**Task directions**: Repeat the records exactly. Every line must match.

(Items from a data source)
>>>>

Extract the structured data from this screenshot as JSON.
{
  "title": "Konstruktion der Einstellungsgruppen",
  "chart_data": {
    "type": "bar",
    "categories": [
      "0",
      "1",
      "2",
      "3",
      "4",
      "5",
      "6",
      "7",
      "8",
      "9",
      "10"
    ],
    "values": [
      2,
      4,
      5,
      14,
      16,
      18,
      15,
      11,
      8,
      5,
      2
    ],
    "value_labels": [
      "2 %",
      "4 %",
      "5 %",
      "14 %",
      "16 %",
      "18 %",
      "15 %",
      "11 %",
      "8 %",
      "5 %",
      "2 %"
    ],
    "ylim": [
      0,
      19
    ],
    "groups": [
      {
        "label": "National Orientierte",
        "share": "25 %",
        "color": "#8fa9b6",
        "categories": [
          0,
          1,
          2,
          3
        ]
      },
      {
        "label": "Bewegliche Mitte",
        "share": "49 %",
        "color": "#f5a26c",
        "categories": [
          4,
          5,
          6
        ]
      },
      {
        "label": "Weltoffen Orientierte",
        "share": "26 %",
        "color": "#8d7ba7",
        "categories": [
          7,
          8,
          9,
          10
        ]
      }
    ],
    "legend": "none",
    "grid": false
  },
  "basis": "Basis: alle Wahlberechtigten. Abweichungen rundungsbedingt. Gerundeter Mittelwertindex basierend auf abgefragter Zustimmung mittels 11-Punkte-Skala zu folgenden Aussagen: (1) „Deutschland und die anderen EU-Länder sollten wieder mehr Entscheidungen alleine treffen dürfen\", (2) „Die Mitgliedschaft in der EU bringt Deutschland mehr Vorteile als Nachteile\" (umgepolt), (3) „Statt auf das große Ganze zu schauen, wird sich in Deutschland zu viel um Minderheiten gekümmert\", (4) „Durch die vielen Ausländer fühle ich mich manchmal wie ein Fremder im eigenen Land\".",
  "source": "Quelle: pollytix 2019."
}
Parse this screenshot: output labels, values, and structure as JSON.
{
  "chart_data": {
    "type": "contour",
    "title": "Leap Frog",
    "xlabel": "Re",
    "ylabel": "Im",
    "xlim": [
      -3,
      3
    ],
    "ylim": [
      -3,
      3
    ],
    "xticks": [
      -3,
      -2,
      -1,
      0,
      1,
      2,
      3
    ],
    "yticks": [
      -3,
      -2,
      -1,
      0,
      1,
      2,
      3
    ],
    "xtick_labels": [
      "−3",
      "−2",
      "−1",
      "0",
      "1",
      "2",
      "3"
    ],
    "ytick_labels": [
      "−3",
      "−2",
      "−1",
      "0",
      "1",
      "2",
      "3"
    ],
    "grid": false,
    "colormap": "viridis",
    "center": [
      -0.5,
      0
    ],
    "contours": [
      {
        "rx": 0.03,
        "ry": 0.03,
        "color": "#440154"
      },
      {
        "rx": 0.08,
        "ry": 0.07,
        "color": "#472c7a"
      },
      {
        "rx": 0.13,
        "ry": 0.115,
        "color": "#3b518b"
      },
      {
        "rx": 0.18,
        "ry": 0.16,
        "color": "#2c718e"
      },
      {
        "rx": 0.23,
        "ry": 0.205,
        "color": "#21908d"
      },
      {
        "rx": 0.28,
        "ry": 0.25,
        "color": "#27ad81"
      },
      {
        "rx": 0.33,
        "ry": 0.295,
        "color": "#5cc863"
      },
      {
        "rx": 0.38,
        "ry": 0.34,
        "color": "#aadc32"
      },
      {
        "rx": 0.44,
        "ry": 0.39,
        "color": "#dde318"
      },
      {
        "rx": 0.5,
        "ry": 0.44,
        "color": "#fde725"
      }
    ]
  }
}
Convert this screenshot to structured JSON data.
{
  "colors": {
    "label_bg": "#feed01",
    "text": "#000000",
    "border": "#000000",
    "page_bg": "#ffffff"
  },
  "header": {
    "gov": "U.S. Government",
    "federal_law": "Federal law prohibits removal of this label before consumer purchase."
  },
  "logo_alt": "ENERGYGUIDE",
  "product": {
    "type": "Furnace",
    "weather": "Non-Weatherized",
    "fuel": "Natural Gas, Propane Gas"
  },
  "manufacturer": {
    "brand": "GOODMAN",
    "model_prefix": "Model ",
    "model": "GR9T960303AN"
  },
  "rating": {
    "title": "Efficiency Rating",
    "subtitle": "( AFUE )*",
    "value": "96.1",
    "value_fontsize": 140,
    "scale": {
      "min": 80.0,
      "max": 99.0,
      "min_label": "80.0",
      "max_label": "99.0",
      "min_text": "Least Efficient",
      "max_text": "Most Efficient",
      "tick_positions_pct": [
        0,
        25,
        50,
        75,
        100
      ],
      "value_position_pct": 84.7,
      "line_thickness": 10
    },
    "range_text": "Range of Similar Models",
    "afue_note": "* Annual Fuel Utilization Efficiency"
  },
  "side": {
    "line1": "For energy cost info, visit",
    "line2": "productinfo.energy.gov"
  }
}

<<<<

**Result of this task**:
Extract the structured data from this screenshot as JSON.
{
  "title": "Konstruktion der Einstellungsgruppen",
  "chart_data": {
    "type": "bar",
    "categories": [
      "0",
      "1",
      "2",
      "3",
      "4",
      "5",
      "6",
      "7",
      "8",
      "9",
      "10"
    ],
    "values": [
      2,
      4,
      5,
      14,
      16,
      18,
      15,
      11,
      8,
      5,
      2
    ],
    "value_labels": [
      "2 %",
      "4 %",
      "5 %",
      "14 %",
      "16 %",
      "18 %",
      "15 %",
      "11 %",
      "8 %",
      "5 %",
      "2 %"
    ],
    "ylim": [
      0,
      19
    ],
    "groups": [
      {
        "label": "National Orientierte",
        "share": "25 %",
        "color": "#8fa9b6",
        "categories": [
          0,
          1,
          2,
          3
        ]
      },
      {
        "label": "Bewegliche Mitte",
        "share": "49 %",
        "color": "#f5a26c",
        "categories": [
          4,
          5,
          6
        ]
      },
      {
        "label": "Weltoffen Orientierte",
        "share": "26 %",
        "color": "#8d7ba7",
        "categories": [
          7,
          8,
          9,
          10
        ]
      }
    ],
    "legend": "none",
    "grid": false
  },
  "basis": "Basis: alle Wahlberechtigten. Abweichungen rundungsbedingt. Gerundeter Mittelwertindex basierend auf abgefragter Zustimmung mittels 11-Punkte-Skala zu folgenden Aussagen: (1) „Deutschland und die anderen EU-Länder sollten wieder mehr Entscheidungen alleine treffen dürfen\", (2) „Die Mitgliedschaft in der EU bringt Deutschland mehr Vorteile als Nachteile\" (umgepolt), (3) „Statt auf das große Ganze zu schauen, wird sich in Deutschland zu viel um Minderheiten gekümmert\", (4) „Durch die vielen Ausländer fühle ich mich manchmal wie ein Fremder im eigenen Land\".",
  "source": "Quelle: pollytix 2019."
}
Parse this screenshot: output labels, values, and structure as JSON.
{
  "chart_data": {
    "type": "contour",
    "title": "Leap Frog",
    "xlabel": "Re",
    "ylabel": "Im",
    "xlim": [
      -3,
      3
    ],
    "ylim": [
      -3,
      3
    ],
    "xticks": [
      -3,
      -2,
      -1,
      0,
      1,
      2,
      3
    ],
    "yticks": [
      -3,
      -2,
      -1,
      0,
      1,
      2,
      3
    ],
    "xtick_labels": [
      "−3",
      "−2",
      "−1",
      "0",
      "1",
      "2",
      "3"
    ],
    "ytick_labels": [
      "−3",
      "−2",
      "−1",
      "0",
      "1",
      "2",
      "3"
    ],
    "grid": false,
    "colormap": "viridis",
    "center": [
      -0.5,
      0
    ],
    "contours": [
      {
        "rx": 0.03,
        "ry": 0.03,
        "color": "#440154"
      },
      {
        "rx": 0.08,
        "ry": 0.07,
        "color": "#472c7a"
      },
      {
        "rx": 0.13,
        "ry": 0.115,
        "color": "#3b518b"
      },
      {
        "rx": 0.18,
        "ry": 0.16,
        "color": "#2c718e"
      },
      {
        "rx": 0.23,
        "ry": 0.205,
        "color": "#21908d"
      },
      {
        "rx": 0.28,
        "ry": 0.25,
        "color": "#27ad81"
      },
      {
        "rx": 0.33,
        "ry": 0.295,
        "color": "#5cc863"
      },
      {
        "rx": 0.38,
        "ry": 0.34,
        "color": "#aadc32"
      },
      {
        "rx": 0.44,
        "ry": 0.39,
        "color": "#dde318"
      },
      {
        "rx": 0.5,
        "ry": 0.44,
        "color": "#fde725"
      }
    ]
  }
}
Convert this screenshot to structured JSON data.
{
  "colors": {
    "label_bg": "#feed01",
    "text": "#000000",
    "border": "#000000",
    "page_bg": "#ffffff"
  },
  "header": {
    "gov": "U.S. Government",
    "federal_law": "Federal law prohibits removal of this label before consumer purchase."
  },
  "logo_alt": "ENERGYGUIDE",
  "product": {
    "type": "Furnace",
    "weather": "Non-Weatherized",
    "fuel": "Natural Gas, Propane Gas"
  },
  "manufacturer": {
    "brand": "GOODMAN",
    "model_prefix": "Model ",
    "model": "GR9T960303AN"
  },
  "rating": {
    "title": "Efficiency Rating",
    "subtitle": "( AFUE )*",
    "value": "96.1",
    "value_fontsize": 140,
    "scale": {
      "min": 80.0,
      "max": 99.0,
      "min_label": "80.0",
      "max_label": "99.0",
      "min_text": "Least Efficient",
      "max_text": "Most Efficient",
      "tick_positions_pct": [
        0,
        25,
        50,
        75,
        100
      ],
      "value_position_pct": 84.7,
      "line_thickness": 10
    },
    "range_text": "Range of Similar Models",
    "afue_note": "* Annual Fuel Utilization Efficiency"
  },
  "side": {
    "line1": "For energy cost info, visit",
    "line2": "productinfo.energy.gov"
  }
}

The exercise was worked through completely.